• _TASK DETAILS_:
Records follow. Copy every line with "miasto".

==========

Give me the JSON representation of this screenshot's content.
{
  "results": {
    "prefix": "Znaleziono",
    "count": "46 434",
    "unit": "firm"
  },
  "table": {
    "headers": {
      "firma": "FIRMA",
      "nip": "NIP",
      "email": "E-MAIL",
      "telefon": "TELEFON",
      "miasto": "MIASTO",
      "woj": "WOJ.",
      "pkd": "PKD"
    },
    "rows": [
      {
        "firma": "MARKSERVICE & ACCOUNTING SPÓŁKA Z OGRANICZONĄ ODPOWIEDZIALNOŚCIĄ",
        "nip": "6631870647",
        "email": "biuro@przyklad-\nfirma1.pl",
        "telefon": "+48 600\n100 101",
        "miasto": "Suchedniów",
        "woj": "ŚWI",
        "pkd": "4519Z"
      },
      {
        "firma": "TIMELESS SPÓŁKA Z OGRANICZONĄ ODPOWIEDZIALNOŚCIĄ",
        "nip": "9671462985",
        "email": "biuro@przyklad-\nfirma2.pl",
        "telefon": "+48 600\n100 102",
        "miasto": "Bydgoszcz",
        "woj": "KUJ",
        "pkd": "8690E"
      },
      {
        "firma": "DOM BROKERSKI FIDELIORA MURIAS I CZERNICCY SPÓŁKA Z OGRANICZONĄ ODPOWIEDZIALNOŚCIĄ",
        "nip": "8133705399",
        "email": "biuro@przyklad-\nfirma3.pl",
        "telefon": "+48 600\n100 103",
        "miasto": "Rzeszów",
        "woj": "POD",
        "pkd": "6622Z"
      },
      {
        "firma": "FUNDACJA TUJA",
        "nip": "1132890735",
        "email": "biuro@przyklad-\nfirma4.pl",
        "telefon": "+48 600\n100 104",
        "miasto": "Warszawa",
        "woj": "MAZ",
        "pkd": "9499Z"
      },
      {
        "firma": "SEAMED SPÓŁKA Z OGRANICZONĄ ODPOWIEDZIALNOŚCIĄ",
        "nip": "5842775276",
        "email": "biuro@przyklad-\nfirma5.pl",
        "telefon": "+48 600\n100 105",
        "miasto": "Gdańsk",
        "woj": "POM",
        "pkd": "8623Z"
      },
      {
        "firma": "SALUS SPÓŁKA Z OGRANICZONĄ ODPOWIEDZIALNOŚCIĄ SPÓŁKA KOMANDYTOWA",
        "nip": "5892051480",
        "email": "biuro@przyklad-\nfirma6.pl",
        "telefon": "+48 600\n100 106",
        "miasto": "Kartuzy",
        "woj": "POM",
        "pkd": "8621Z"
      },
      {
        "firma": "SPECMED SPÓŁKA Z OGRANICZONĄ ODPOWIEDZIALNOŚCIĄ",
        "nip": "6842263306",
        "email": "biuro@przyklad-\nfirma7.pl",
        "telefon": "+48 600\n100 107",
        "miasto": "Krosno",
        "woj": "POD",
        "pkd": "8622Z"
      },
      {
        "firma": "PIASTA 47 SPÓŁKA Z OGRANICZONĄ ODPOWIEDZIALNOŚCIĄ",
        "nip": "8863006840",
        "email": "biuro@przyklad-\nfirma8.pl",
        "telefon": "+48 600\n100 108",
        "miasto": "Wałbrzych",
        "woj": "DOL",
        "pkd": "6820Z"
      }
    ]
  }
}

==========

• _EXERCISE OUTPUT_:
      "miasto": "MIASTO",
        "miasto": "Suchedniów",
        "miasto": "Bydgoszcz",
        "miasto": "Rzeszów",
        "miasto": "Warszawa",
        "miasto": "Gdańsk",
        "miasto": "Kartuzy",
        "miasto": "Krosno",
        "miasto": "Wałbrzych",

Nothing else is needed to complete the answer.